***** SUPPLIED RECORDS *****

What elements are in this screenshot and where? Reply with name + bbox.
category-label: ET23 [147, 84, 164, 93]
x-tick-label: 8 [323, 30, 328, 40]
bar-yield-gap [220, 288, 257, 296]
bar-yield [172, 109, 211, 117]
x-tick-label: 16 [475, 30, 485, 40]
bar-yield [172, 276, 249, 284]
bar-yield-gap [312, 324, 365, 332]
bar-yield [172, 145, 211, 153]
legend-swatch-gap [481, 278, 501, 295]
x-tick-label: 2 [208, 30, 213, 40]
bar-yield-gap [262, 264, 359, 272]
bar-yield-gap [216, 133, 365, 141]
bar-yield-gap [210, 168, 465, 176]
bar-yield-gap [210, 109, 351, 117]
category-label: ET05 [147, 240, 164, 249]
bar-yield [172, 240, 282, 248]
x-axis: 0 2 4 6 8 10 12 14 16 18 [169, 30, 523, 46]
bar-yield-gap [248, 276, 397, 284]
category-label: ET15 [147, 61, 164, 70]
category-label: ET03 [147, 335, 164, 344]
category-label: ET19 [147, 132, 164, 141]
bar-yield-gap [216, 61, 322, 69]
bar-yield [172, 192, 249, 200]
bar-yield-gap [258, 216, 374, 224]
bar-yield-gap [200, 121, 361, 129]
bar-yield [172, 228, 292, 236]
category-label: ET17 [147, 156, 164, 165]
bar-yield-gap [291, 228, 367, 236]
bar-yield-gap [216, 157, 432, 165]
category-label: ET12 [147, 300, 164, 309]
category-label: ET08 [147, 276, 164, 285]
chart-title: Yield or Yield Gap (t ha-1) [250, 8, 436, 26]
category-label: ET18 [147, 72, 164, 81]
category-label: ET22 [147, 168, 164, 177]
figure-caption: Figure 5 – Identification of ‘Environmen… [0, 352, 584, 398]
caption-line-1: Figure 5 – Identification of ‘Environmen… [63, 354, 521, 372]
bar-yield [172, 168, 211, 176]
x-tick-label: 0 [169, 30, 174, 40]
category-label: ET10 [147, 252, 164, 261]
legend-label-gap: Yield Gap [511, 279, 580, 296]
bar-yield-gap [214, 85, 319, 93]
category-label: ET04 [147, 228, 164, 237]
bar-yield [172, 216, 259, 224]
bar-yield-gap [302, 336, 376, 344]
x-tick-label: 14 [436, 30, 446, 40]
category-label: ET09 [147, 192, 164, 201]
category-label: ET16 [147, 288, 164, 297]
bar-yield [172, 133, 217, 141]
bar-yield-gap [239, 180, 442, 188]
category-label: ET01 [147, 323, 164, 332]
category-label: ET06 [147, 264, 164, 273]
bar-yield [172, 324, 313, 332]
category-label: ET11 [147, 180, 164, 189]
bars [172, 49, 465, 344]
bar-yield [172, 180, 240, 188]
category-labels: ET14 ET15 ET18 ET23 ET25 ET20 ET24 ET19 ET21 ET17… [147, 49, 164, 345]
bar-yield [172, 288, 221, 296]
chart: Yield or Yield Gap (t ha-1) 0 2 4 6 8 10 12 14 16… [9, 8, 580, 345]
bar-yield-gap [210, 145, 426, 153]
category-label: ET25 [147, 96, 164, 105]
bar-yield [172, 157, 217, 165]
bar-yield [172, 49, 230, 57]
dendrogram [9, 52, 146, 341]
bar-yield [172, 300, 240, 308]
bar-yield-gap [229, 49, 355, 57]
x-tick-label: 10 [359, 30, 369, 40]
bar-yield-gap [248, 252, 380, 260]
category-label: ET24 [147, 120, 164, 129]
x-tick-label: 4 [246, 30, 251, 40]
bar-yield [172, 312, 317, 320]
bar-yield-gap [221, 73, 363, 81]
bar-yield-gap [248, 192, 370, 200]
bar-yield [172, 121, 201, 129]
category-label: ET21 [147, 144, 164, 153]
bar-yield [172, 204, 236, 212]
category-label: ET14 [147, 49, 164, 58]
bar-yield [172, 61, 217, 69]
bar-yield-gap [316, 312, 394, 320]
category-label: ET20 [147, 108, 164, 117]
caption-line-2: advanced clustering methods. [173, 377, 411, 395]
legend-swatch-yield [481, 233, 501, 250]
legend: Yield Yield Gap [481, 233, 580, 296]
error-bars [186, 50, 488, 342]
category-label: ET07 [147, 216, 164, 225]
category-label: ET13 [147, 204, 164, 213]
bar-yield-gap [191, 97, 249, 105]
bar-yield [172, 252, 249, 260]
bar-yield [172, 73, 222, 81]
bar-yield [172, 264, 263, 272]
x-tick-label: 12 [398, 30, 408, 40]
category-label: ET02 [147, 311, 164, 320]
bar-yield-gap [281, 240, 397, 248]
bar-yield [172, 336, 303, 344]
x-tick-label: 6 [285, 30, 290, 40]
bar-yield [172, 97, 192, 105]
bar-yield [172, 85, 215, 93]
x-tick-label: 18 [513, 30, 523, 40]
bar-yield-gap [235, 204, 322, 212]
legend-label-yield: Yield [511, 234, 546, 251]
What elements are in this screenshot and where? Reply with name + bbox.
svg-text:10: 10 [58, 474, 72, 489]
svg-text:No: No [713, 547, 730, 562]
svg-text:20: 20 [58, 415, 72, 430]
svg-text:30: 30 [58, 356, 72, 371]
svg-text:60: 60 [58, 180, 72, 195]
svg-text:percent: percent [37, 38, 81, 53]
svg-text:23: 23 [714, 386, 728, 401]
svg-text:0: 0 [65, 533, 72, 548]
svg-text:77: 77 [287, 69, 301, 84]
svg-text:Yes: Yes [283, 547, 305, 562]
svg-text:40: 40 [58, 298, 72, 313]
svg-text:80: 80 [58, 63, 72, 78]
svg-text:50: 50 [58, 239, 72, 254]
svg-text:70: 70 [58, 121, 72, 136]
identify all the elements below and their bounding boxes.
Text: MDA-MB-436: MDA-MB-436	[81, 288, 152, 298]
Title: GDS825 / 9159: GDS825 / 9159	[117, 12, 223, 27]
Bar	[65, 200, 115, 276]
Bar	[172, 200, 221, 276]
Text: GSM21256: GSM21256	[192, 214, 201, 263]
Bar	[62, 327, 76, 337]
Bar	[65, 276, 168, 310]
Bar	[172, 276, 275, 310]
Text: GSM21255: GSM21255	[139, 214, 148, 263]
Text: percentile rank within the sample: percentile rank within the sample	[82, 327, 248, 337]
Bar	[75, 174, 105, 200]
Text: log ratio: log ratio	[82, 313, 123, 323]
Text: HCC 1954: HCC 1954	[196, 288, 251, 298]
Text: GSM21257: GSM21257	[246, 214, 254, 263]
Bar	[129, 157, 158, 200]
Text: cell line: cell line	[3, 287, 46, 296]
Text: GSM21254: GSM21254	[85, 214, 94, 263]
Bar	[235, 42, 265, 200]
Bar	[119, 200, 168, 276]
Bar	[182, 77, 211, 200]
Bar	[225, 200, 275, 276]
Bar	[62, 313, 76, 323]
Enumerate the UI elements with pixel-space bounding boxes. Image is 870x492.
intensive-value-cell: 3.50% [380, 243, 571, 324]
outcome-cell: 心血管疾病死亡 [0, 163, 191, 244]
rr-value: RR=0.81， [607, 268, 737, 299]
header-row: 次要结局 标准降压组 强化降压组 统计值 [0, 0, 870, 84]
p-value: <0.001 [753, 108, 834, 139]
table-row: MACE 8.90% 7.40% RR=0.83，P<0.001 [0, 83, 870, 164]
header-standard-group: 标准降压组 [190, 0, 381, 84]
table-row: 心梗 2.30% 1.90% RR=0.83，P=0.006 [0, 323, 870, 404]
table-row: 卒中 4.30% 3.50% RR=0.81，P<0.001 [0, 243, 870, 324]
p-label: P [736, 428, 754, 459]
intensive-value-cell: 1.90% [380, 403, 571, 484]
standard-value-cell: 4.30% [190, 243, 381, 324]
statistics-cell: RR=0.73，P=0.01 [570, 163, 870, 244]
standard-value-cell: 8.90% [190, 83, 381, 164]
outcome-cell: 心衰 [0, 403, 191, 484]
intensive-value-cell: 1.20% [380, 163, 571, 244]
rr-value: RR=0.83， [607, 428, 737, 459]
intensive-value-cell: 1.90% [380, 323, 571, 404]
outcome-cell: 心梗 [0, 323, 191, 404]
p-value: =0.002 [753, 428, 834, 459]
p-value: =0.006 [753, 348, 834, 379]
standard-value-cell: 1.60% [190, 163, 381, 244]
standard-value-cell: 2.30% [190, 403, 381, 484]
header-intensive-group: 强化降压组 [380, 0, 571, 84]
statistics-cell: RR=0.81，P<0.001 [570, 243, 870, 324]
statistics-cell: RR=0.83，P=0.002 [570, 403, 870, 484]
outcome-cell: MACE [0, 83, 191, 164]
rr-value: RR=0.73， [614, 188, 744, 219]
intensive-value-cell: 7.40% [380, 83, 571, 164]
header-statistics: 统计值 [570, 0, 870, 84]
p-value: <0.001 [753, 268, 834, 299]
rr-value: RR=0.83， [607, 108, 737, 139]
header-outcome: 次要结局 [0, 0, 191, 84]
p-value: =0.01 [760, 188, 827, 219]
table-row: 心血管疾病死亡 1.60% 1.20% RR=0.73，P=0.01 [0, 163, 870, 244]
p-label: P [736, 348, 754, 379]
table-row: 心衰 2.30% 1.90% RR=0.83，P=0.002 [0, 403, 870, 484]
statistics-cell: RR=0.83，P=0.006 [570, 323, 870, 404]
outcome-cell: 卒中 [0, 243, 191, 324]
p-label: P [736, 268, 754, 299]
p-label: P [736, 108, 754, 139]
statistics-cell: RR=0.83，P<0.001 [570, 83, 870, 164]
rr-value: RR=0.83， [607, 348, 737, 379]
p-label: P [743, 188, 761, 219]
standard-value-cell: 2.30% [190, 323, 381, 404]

*****

Render the lines from the very first one down to the line containing "category-label: ET15 [147, 61, 164, 70]", both ends included, as a JSON list of strings with one string per line and blank lines omitted.

[
  "What elements are in this screenshot and where? Reply with name + bbox.",
  "category-label: ET23 [147, 84, 164, 93]",
  "x-tick-label: 8 [323, 30, 328, 40]",
  "bar-yield-gap [220, 288, 257, 296]",
  "bar-yield [172, 109, 211, 117]",
  "x-tick-label: 16 [475, 30, 485, 40]",
  "bar-yield [172, 276, 249, 284]",
  "bar-yield-gap [312, 324, 365, 332]",
  "bar-yield [172, 145, 211, 153]",
  "legend-swatch-gap [481, 278, 501, 295]",
  "x-tick-label: 2 [208, 30, 213, 40]",
  "bar-yield-gap [262, 264, 359, 272]",
  "bar-yield-gap [216, 133, 365, 141]",
  "bar-yield-gap [210, 168, 465, 176]",
  "bar-yield-gap [210, 109, 351, 117]",
  "category-label: ET05 [147, 240, 164, 249]",
  "bar-yield [172, 240, 282, 248]",
  "x-axis: 0 2 4 6 8 10 12 14 16 18 [169, 30, 523, 46]",
  "bar-yield-gap [248, 276, 397, 284]",
  "category-label: ET15 [147, 61, 164, 70]"
]